(Task requirements):
Without the pictures, output the records below word for word.
------ Data provided ------
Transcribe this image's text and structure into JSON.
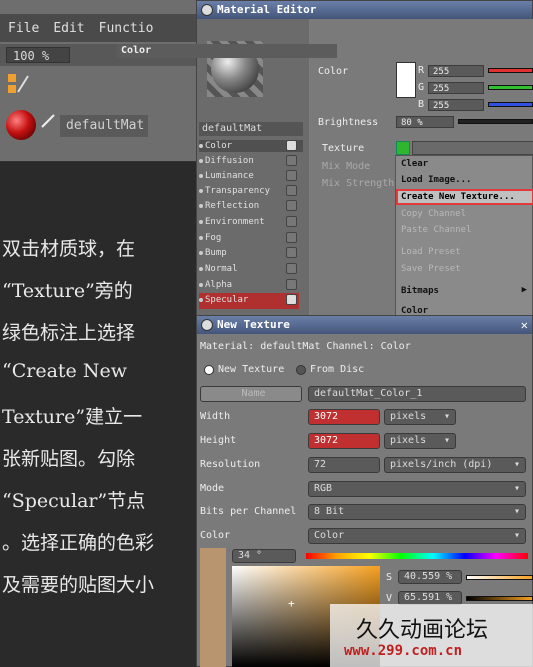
{
  "menubar": {
    "file": "File",
    "edit": "Edit",
    "function": "Functio"
  },
  "zoom": "100 %",
  "material_label": "defaultMat",
  "tutorial_lines": [
    "双击材质球，在",
    "“Texture”旁的",
    "绿色标注上选择",
    "“Create New",
    "Texture”建立一",
    "张新贴图。勾除",
    "“Specular”节点",
    "。选择正确的色彩",
    "及需要的贴图大小"
  ],
  "material_editor": {
    "title": "Material Editor",
    "mat_name": "defaultMat",
    "channels": [
      {
        "label": "Color",
        "checked": true
      },
      {
        "label": "Diffusion",
        "checked": false
      },
      {
        "label": "Luminance",
        "checked": false
      },
      {
        "label": "Transparency",
        "checked": false
      },
      {
        "label": "Reflection",
        "checked": false
      },
      {
        "label": "Environment",
        "checked": false
      },
      {
        "label": "Fog",
        "checked": false
      },
      {
        "label": "Bump",
        "checked": false
      },
      {
        "label": "Normal",
        "checked": false
      },
      {
        "label": "Alpha",
        "checked": false
      },
      {
        "label": "Specular",
        "checked": true
      }
    ],
    "section": "Color",
    "color_label": "Color",
    "r_label": "R",
    "r_value": "255",
    "g_label": "G",
    "g_value": "255",
    "b_label": "B",
    "b_value": "255",
    "brightness_label": "Brightness",
    "brightness_value": "80 %",
    "texture_label": "Texture",
    "mix_mode_label": "Mix Mode",
    "mix_strength_label": "Mix Strength"
  },
  "context_menu": [
    {
      "label": "Clear",
      "state": "normal"
    },
    {
      "label": "Load Image...",
      "state": "normal"
    },
    {
      "label": "Create New Texture...",
      "state": "highlight"
    },
    {
      "label": "Copy Channel",
      "state": "disabled"
    },
    {
      "label": "Paste Channel",
      "state": "disabled"
    },
    {
      "label": "Load Preset",
      "state": "disabled"
    },
    {
      "label": "Save Preset",
      "state": "disabled"
    },
    {
      "label": "Bitmaps",
      "state": "normal"
    },
    {
      "label": "Color",
      "state": "normal"
    }
  ],
  "new_texture": {
    "title": "New Texture",
    "info": "Material: defaultMat Channel: Color",
    "opt_new": "New Texture",
    "opt_disc": "From Disc",
    "name_btn": "Name",
    "name_value": "defaultMat_Color_1",
    "width_label": "Width",
    "width_value": "3072",
    "width_unit": "pixels",
    "height_label": "Height",
    "height_value": "3072",
    "height_unit": "pixels",
    "res_label": "Resolution",
    "res_value": "72",
    "res_unit": "pixels/inch (dpi)",
    "mode_label": "Mode",
    "mode_value": "RGB",
    "bpc_label": "Bits per Channel",
    "bpc_value": "8 Bit",
    "color_label": "Color",
    "color_value": "Color",
    "hue_value": "34 °",
    "s_label": "S",
    "s_value": "40.559 %",
    "v_label": "V",
    "v_value": "65.591 %"
  },
  "watermark": {
    "line1": "久久动画论坛",
    "line2": "www.299.com.cn"
  },
  "colors": {
    "highlight": "#c03030",
    "green": "#2fb52f",
    "title": "#44557a"
  }
}
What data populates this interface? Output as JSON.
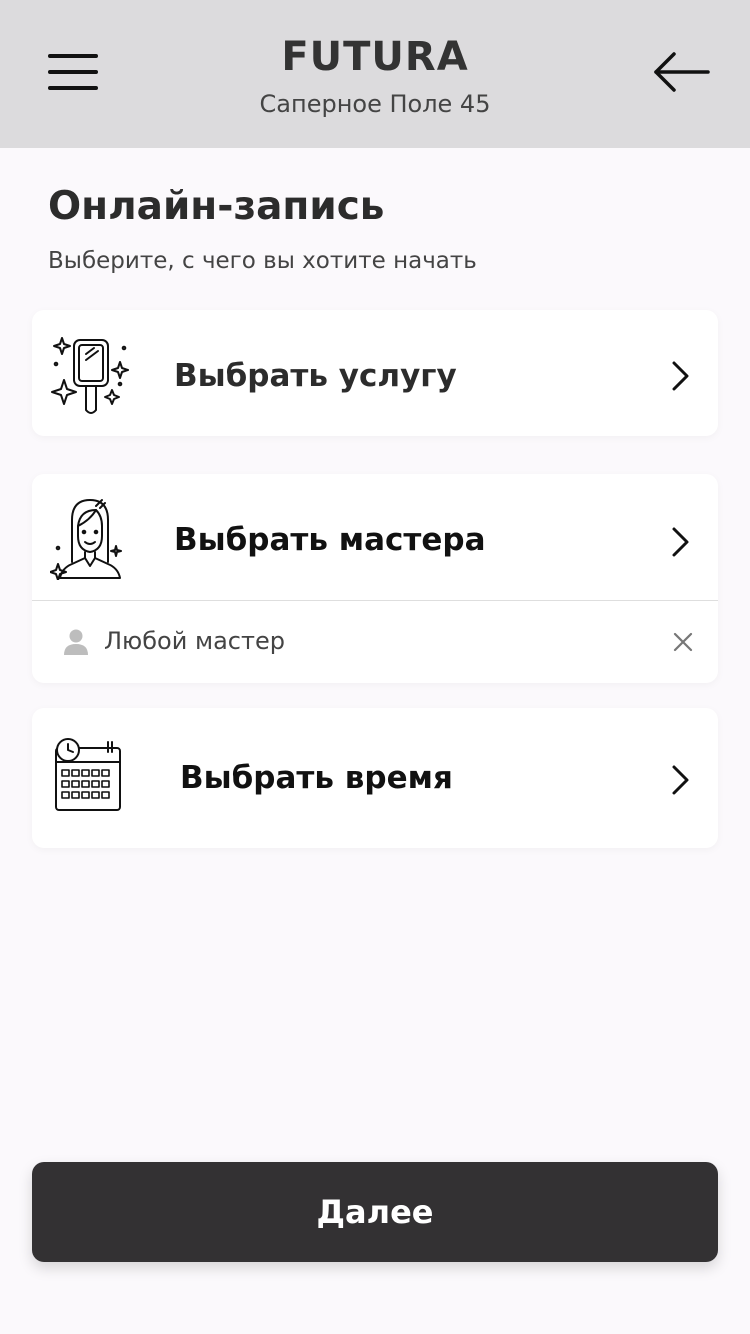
{
  "header": {
    "title": "FUTURA",
    "subtitle": "Саперное Поле 45",
    "menu_icon": "hamburger-icon",
    "back_icon": "arrow-left-icon"
  },
  "page": {
    "title": "Онлайн-запись",
    "subtitle": "Выберите, с чего вы хотите начать"
  },
  "options": {
    "service": {
      "label": "Выбрать услугу",
      "icon": "hand-mirror-sparkles-icon"
    },
    "master": {
      "label": "Выбрать мастера",
      "icon": "woman-portrait-icon",
      "selected": "Любой мастер"
    },
    "time": {
      "label": "Выбрать время",
      "icon": "calendar-clock-icon"
    }
  },
  "footer": {
    "next_label": "Далее"
  },
  "colors": {
    "header_bg": "#dcdbdd",
    "page_bg": "#fbf9fc",
    "button_bg": "#333133"
  }
}
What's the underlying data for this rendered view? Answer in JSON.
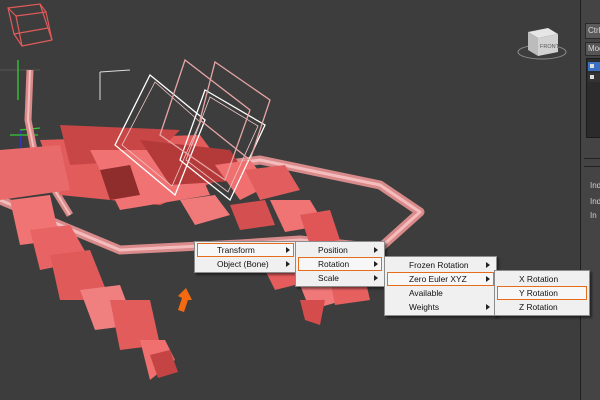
{
  "viewcube": {
    "label": "FRONT"
  },
  "command_panel": {
    "tab_label": "Ctrl",
    "modifier_label": "Mod",
    "rollout_items": [
      "Ind",
      "Ind",
      "In"
    ]
  },
  "menus": {
    "level1": [
      {
        "label": "Transform",
        "has_submenu": true,
        "highlighted": true
      },
      {
        "label": "Object (Bone)",
        "has_submenu": true,
        "highlighted": false
      }
    ],
    "level2": [
      {
        "label": "Position",
        "has_submenu": true,
        "highlighted": false
      },
      {
        "label": "Rotation",
        "has_submenu": true,
        "highlighted": true
      },
      {
        "label": "Scale",
        "has_submenu": true,
        "highlighted": false
      }
    ],
    "level3": [
      {
        "label": "Frozen Rotation",
        "has_submenu": true,
        "highlighted": false
      },
      {
        "label": "Zero Euler XYZ",
        "has_submenu": true,
        "highlighted": true
      },
      {
        "label": "Available",
        "has_submenu": false,
        "highlighted": false
      },
      {
        "label": "Weights",
        "has_submenu": true,
        "highlighted": false
      }
    ],
    "level4": [
      {
        "label": "X Rotation",
        "has_submenu": false,
        "highlighted": false
      },
      {
        "label": "Y Rotation",
        "has_submenu": false,
        "highlighted": true
      },
      {
        "label": "Z Rotation",
        "has_submenu": false,
        "highlighted": false
      }
    ]
  },
  "colors": {
    "viewport_bg": "#3d3d3d",
    "bone_fill": "#f06a6a",
    "bone_dark": "#b93e3e",
    "bone_wire": "#e88d8d",
    "selected_wire": "#ffffff",
    "highlight_outline": "#e46c1a",
    "arrow": "#f36a10"
  }
}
------
(Result of this task):
Transcribe this image's text and structure into JSON.
{
  "menubar": {
    "file": "File",
    "edit": "Edit",
    "function": "Functio"
  },
  "zoom": "100 %",
  "material_label": "defaultMat",
  "tutorial_lines": [
    "双击材质球，在",
    "“Texture”旁的",
    "绿色标注上选择",
    "“Create New",
    "Texture”建立一",
    "张新贴图。勾除",
    "“Specular”节点",
    "。选择正确的色彩",
    "及需要的贴图大小"
  ],
  "material_editor": {
    "title": "Material Editor",
    "mat_name": "defaultMat",
    "channels": [
      {
        "label": "Color",
        "checked": true
      },
      {
        "label": "Diffusion",
        "checked": false
      },
      {
        "label": "Luminance",
        "checked": false
      },
      {
        "label": "Transparency",
        "checked": false
      },
      {
        "label": "Reflection",
        "checked": false
      },
      {
        "label": "Environment",
        "checked": false
      },
      {
        "label": "Fog",
        "checked": false
      },
      {
        "label": "Bump",
        "checked": false
      },
      {
        "label": "Normal",
        "checked": false
      },
      {
        "label": "Alpha",
        "checked": false
      },
      {
        "label": "Specular",
        "checked": true
      }
    ],
    "section": "Color",
    "color_label": "Color",
    "r_label": "R",
    "r_value": "255",
    "g_label": "G",
    "g_value": "255",
    "b_label": "B",
    "b_value": "255",
    "brightness_label": "Brightness",
    "brightness_value": "80 %",
    "texture_label": "Texture",
    "mix_mode_label": "Mix Mode",
    "mix_strength_label": "Mix Strength"
  },
  "context_menu": [
    {
      "label": "Clear",
      "state": "normal"
    },
    {
      "label": "Load Image...",
      "state": "normal"
    },
    {
      "label": "Create New Texture...",
      "state": "highlight"
    },
    {
      "label": "Copy Channel",
      "state": "disabled"
    },
    {
      "label": "Paste Channel",
      "state": "disabled"
    },
    {
      "label": "Load Preset",
      "state": "disabled"
    },
    {
      "label": "Save Preset",
      "state": "disabled"
    },
    {
      "label": "Bitmaps",
      "state": "normal"
    },
    {
      "label": "Color",
      "state": "normal"
    }
  ],
  "new_texture": {
    "title": "New Texture",
    "info": "Material: defaultMat Channel: Color",
    "opt_new": "New Texture",
    "opt_disc": "From Disc",
    "name_btn": "Name",
    "name_value": "defaultMat_Color_1",
    "width_label": "Width",
    "width_value": "3072",
    "width_unit": "pixels",
    "height_label": "Height",
    "height_value": "3072",
    "height_unit": "pixels",
    "res_label": "Resolution",
    "res_value": "72",
    "res_unit": "pixels/inch (dpi)",
    "mode_label": "Mode",
    "mode_value": "RGB",
    "bpc_label": "Bits per Channel",
    "bpc_value": "8 Bit",
    "color_label": "Color",
    "color_value": "Color",
    "hue_value": "34 °",
    "s_label": "S",
    "s_value": "40.559 %",
    "v_label": "V",
    "v_value": "65.591 %"
  },
  "watermark": {
    "line1": "久久动画论坛",
    "line2": "www.299.com.cn"
  },
  "colors": {
    "highlight": "#c03030",
    "green": "#2fb52f",
    "title": "#44557a"
  }
}
What data populates this interface? Output as JSON.
{
  "header": {
    "title": "FUTURA",
    "subtitle": "Саперное Поле 45",
    "menu_icon": "hamburger-icon",
    "back_icon": "arrow-left-icon"
  },
  "page": {
    "title": "Онлайн-запись",
    "subtitle": "Выберите, с чего вы хотите начать"
  },
  "options": {
    "service": {
      "label": "Выбрать услугу",
      "icon": "hand-mirror-sparkles-icon"
    },
    "master": {
      "label": "Выбрать мастера",
      "icon": "woman-portrait-icon",
      "selected": "Любой мастер"
    },
    "time": {
      "label": "Выбрать время",
      "icon": "calendar-clock-icon"
    }
  },
  "footer": {
    "next_label": "Далее"
  },
  "colors": {
    "header_bg": "#dcdbdd",
    "page_bg": "#fbf9fc",
    "button_bg": "#333133"
  }
}
What's the underlying data for this rendered view? Answer in JSON.
{
  "viewcube": {
    "label": "FRONT"
  },
  "command_panel": {
    "tab_label": "Ctrl",
    "modifier_label": "Mod",
    "rollout_items": [
      "Ind",
      "Ind",
      "In"
    ]
  },
  "menus": {
    "level1": [
      {
        "label": "Transform",
        "has_submenu": true,
        "highlighted": true
      },
      {
        "label": "Object (Bone)",
        "has_submenu": true,
        "highlighted": false
      }
    ],
    "level2": [
      {
        "label": "Position",
        "has_submenu": true,
        "highlighted": false
      },
      {
        "label": "Rotation",
        "has_submenu": true,
        "highlighted": true
      },
      {
        "label": "Scale",
        "has_submenu": true,
        "highlighted": false
      }
    ],
    "level3": [
      {
        "label": "Frozen Rotation",
        "has_submenu": true,
        "highlighted": false
      },
      {
        "label": "Zero Euler XYZ",
        "has_submenu": true,
        "highlighted": true
      },
      {
        "label": "Available",
        "has_submenu": false,
        "highlighted": false
      },
      {
        "label": "Weights",
        "has_submenu": true,
        "highlighted": false
      }
    ],
    "level4": [
      {
        "label": "X Rotation",
        "has_submenu": false,
        "highlighted": false
      },
      {
        "label": "Y Rotation",
        "has_submenu": false,
        "highlighted": true
      },
      {
        "label": "Z Rotation",
        "has_submenu": false,
        "highlighted": false
      }
    ]
  },
  "colors": {
    "viewport_bg": "#3d3d3d",
    "bone_fill": "#f06a6a",
    "bone_dark": "#b93e3e",
    "bone_wire": "#e88d8d",
    "selected_wire": "#ffffff",
    "highlight_outline": "#e46c1a",
    "arrow": "#f36a10"
  }
}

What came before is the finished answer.